### TO DO
Below is a block of records; repeat all of them exactly.

'''

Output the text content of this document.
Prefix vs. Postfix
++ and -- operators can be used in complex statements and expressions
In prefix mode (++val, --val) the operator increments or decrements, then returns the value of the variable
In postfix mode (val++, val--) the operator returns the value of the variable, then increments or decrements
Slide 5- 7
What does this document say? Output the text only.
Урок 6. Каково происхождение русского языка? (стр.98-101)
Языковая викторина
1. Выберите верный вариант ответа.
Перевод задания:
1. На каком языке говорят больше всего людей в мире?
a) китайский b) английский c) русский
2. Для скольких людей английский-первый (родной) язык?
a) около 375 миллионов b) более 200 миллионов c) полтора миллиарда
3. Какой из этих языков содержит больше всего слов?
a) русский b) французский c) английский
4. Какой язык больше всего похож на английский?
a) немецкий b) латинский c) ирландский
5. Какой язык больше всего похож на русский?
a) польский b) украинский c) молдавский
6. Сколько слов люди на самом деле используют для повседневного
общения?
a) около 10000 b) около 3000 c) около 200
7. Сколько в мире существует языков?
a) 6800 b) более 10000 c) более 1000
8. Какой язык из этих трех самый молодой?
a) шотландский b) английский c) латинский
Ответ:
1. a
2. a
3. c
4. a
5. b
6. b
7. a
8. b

'''

### RESPONSE TO THE TASK
Output the text content of this document.
Prefix vs. Postfix
++ and -- operators can be used in complex statements and expressions
In prefix mode (++val, --val) the operator increments or decrements, then returns the value of the variable
In postfix mode (val++, val--) the operator returns the value of the variable, then increments or decrements
Slide 5- 7
What does this document say? Output the text only.
Урок 6. Каково происхождение русского языка? (стр.98-101)
Языковая викторина
1. Выберите верный вариант ответа.
Перевод задания:
1. На каком языке говорят больше всего людей в мире?
a) китайский b) английский c) русский
2. Для скольких людей английский-первый (родной) язык?
a) около 375 миллионов b) более 200 миллионов c) полтора миллиарда
3. Какой из этих языков содержит больше всего слов?
a) русский b) французский c) английский
4. Какой язык больше всего похож на английский?
a) немецкий b) латинский c) ирландский
5. Какой язык больше всего похож на русский?
a) польский b) украинский c) молдавский
6. Сколько слов люди на самом деле используют для повседневного
общения?
a) около 10000 b) около 3000 c) около 200
7. Сколько в мире существует языков?
a) 6800 b) более 10000 c) более 1000
8. Какой язык из этих трех самый молодой?
a) шотландский b) английский c) латинский
Ответ:
1. a
2. a
3. c
4. a
5. b
6. b
7. a
8. b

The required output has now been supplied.